**What this task involves**: Write out the listing below exactly, and omit any images you find in it.

**Task inputs**:
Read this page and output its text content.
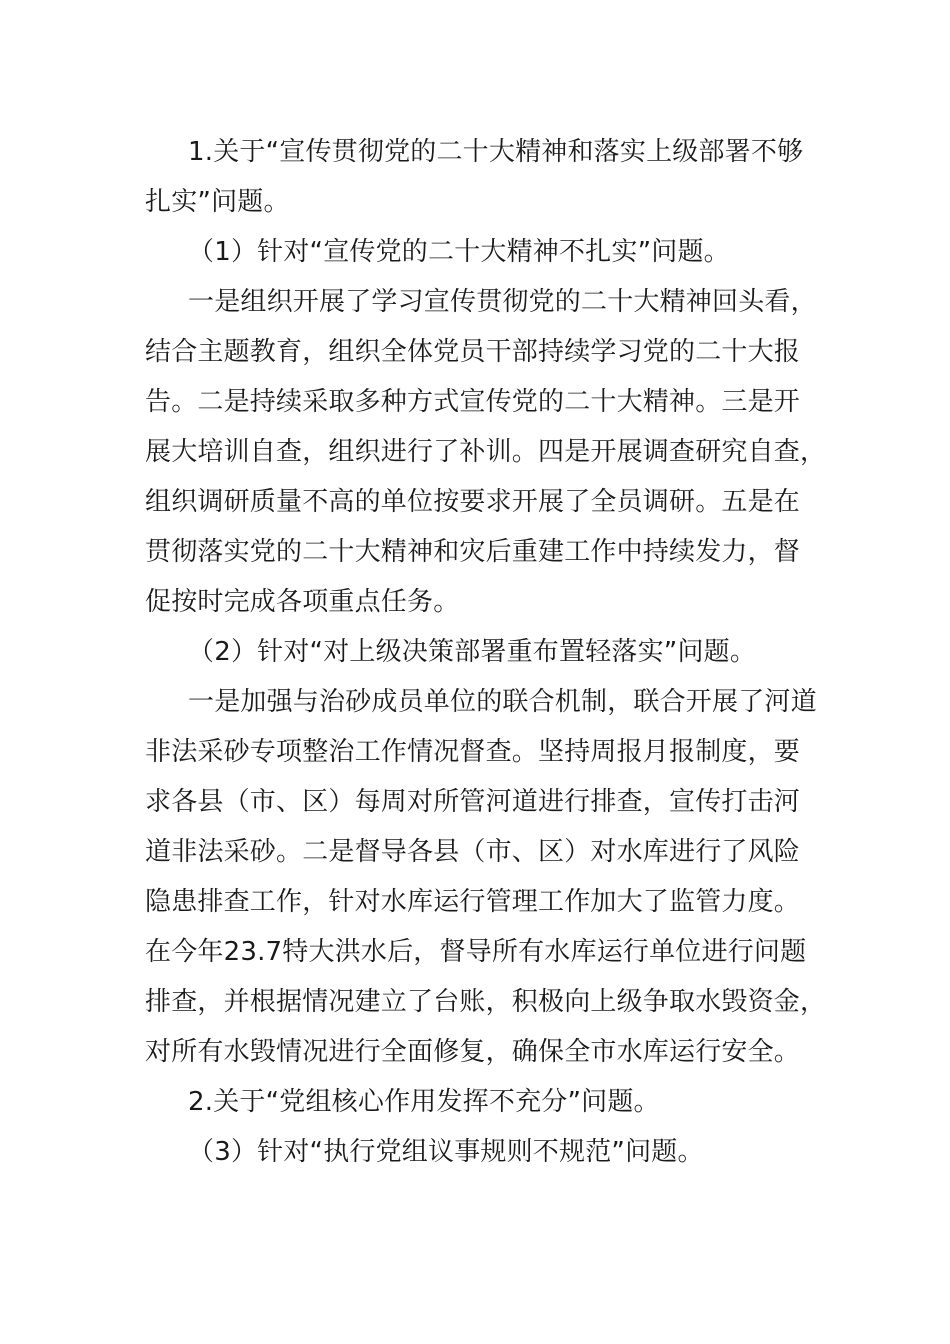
1.关于“宣传贯彻党的二十大精神和落实上级部署不够
扎实”问题。
（1）针对“宣传党的二十大精神不扎实”问题。
一是组织开展了学习宣传贯彻党的二十大精神回头看，
结合主题教育，组织全体党员干部持续学习党的二十大报
告。二是持续采取多种方式宣传党的二十大精神。三是开
展大培训自查，组织进行了补训。四是开展调查研究自查，
组织调研质量不高的单位按要求开展了全员调研。五是在
贯彻落实党的二十大精神和灾后重建工作中持续发力，督
促按时完成各项重点任务。
（2）针对“对上级决策部署重布置轻落实”问题。
一是加强与治砂成员单位的联合机制，联合开展了河道
非法采砂专项整治工作情况督查。坚持周报月报制度，要
求各县（市、区）每周对所管河道进行排查，宣传打击河
道非法采砂。二是督导各县（市、区）对水库进行了风险
隐患排查工作，针对水库运行管理工作加大了监管力度。
在今年23.7特大洪水后，督导所有水库运行单位进行问题
排查，并根据情况建立了台账，积极向上级争取水毁资金，
对所有水毁情况进行全面修复，确保全市水库运行安全。
2.关于“党组核心作用发挥不充分”问题。
（3）针对“执行党组议事规则不规范”问题。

**Output for this task**:
Read this page and output its text content.
1.关于“宣传贯彻党的二十大精神和落实上级部署不够
扎实”问题。
（1）针对“宣传党的二十大精神不扎实”问题。
一是组织开展了学习宣传贯彻党的二十大精神回头看，
结合主题教育，组织全体党员干部持续学习党的二十大报
告。二是持续采取多种方式宣传党的二十大精神。三是开
展大培训自查，组织进行了补训。四是开展调查研究自查，
组织调研质量不高的单位按要求开展了全员调研。五是在
贯彻落实党的二十大精神和灾后重建工作中持续发力，督
促按时完成各项重点任务。
（2）针对“对上级决策部署重布置轻落实”问题。
一是加强与治砂成员单位的联合机制，联合开展了河道
非法采砂专项整治工作情况督查。坚持周报月报制度，要
求各县（市、区）每周对所管河道进行排查，宣传打击河
道非法采砂。二是督导各县（市、区）对水库进行了风险
隐患排查工作，针对水库运行管理工作加大了监管力度。
在今年23.7特大洪水后，督导所有水库运行单位进行问题
排查，并根据情况建立了台账，积极向上级争取水毁资金，
对所有水毁情况进行全面修复，确保全市水库运行安全。
2.关于“党组核心作用发挥不充分”问题。
（3）针对“执行党组议事规则不规范”问题。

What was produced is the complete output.